Data section:
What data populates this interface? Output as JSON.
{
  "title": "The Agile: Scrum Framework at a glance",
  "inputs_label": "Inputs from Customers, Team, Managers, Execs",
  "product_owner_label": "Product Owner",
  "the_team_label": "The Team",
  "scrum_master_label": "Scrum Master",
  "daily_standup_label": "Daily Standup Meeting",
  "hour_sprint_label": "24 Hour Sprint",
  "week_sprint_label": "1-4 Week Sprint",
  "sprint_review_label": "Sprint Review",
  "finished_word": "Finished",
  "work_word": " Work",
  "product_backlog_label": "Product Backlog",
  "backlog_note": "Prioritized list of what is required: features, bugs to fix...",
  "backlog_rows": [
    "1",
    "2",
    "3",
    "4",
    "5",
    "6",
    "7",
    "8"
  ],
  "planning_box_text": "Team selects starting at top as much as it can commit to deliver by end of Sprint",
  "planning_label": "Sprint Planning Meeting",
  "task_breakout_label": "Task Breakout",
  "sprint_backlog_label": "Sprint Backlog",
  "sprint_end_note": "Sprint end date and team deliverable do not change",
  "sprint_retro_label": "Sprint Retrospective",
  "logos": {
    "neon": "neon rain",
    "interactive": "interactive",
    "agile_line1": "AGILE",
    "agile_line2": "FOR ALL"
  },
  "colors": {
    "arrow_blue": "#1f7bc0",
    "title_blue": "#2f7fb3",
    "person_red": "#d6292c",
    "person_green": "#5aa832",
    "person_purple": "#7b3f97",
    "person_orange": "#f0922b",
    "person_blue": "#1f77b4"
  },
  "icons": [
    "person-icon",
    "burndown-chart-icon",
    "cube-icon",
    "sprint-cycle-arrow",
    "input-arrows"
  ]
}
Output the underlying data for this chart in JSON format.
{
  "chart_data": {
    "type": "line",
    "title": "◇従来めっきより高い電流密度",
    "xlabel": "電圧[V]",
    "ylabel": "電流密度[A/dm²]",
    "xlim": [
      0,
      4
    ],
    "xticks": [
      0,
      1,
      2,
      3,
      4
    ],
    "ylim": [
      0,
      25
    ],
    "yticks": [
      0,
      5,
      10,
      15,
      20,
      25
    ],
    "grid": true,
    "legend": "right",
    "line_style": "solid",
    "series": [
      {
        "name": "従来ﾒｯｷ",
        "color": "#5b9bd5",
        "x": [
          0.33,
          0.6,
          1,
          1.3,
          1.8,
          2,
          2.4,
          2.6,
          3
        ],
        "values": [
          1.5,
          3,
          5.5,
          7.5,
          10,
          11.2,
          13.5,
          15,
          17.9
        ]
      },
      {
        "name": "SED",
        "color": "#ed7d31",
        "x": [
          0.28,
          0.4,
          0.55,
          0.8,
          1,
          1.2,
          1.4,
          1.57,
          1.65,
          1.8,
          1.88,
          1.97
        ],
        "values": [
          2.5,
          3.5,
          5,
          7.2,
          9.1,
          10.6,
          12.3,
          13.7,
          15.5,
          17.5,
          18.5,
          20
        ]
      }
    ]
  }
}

Work instructions:
The entries above must be returned exactly.

Solution:
What data populates this interface? Output as JSON.
{
  "title": "The Agile: Scrum Framework at a glance",
  "inputs_label": "Inputs from Customers, Team, Managers, Execs",
  "product_owner_label": "Product Owner",
  "the_team_label": "The Team",
  "scrum_master_label": "Scrum Master",
  "daily_standup_label": "Daily Standup Meeting",
  "hour_sprint_label": "24 Hour Sprint",
  "week_sprint_label": "1-4 Week Sprint",
  "sprint_review_label": "Sprint Review",
  "finished_word": "Finished",
  "work_word": " Work",
  "product_backlog_label": "Product Backlog",
  "backlog_note": "Prioritized list of what is required: features, bugs to fix...",
  "backlog_rows": [
    "1",
    "2",
    "3",
    "4",
    "5",
    "6",
    "7",
    "8"
  ],
  "planning_box_text": "Team selects starting at top as much as it can commit to deliver by end of Sprint",
  "planning_label": "Sprint Planning Meeting",
  "task_breakout_label": "Task Breakout",
  "sprint_backlog_label": "Sprint Backlog",
  "sprint_end_note": "Sprint end date and team deliverable do not change",
  "sprint_retro_label": "Sprint Retrospective",
  "logos": {
    "neon": "neon rain",
    "interactive": "interactive",
    "agile_line1": "AGILE",
    "agile_line2": "FOR ALL"
  },
  "colors": {
    "arrow_blue": "#1f7bc0",
    "title_blue": "#2f7fb3",
    "person_red": "#d6292c",
    "person_green": "#5aa832",
    "person_purple": "#7b3f97",
    "person_orange": "#f0922b",
    "person_blue": "#1f77b4"
  },
  "icons": [
    "person-icon",
    "burndown-chart-icon",
    "cube-icon",
    "sprint-cycle-arrow",
    "input-arrows"
  ]
}
Output the underlying data for this chart in JSON format.
{
  "chart_data": {
    "type": "line",
    "title": "◇従来めっきより高い電流密度",
    "xlabel": "電圧[V]",
    "ylabel": "電流密度[A/dm²]",
    "xlim": [
      0,
      4
    ],
    "xticks": [
      0,
      1,
      2,
      3,
      4
    ],
    "ylim": [
      0,
      25
    ],
    "yticks": [
      0,
      5,
      10,
      15,
      20,
      25
    ],
    "grid": true,
    "legend": "right",
    "line_style": "solid",
    "series": [
      {
        "name": "従来ﾒｯｷ",
        "color": "#5b9bd5",
        "x": [
          0.33,
          0.6,
          1,
          1.3,
          1.8,
          2,
          2.4,
          2.6,
          3
        ],
        "values": [
          1.5,
          3,
          5.5,
          7.5,
          10,
          11.2,
          13.5,
          15,
          17.9
        ]
      },
      {
        "name": "SED",
        "color": "#ed7d31",
        "x": [
          0.28,
          0.4,
          0.55,
          0.8,
          1,
          1.2,
          1.4,
          1.57,
          1.65,
          1.8,
          1.88,
          1.97
        ],
        "values": [
          2.5,
          3.5,
          5,
          7.2,
          9.1,
          10.6,
          12.3,
          13.7,
          15.5,
          17.5,
          18.5,
          20
        ]
      }
    ]
  }
}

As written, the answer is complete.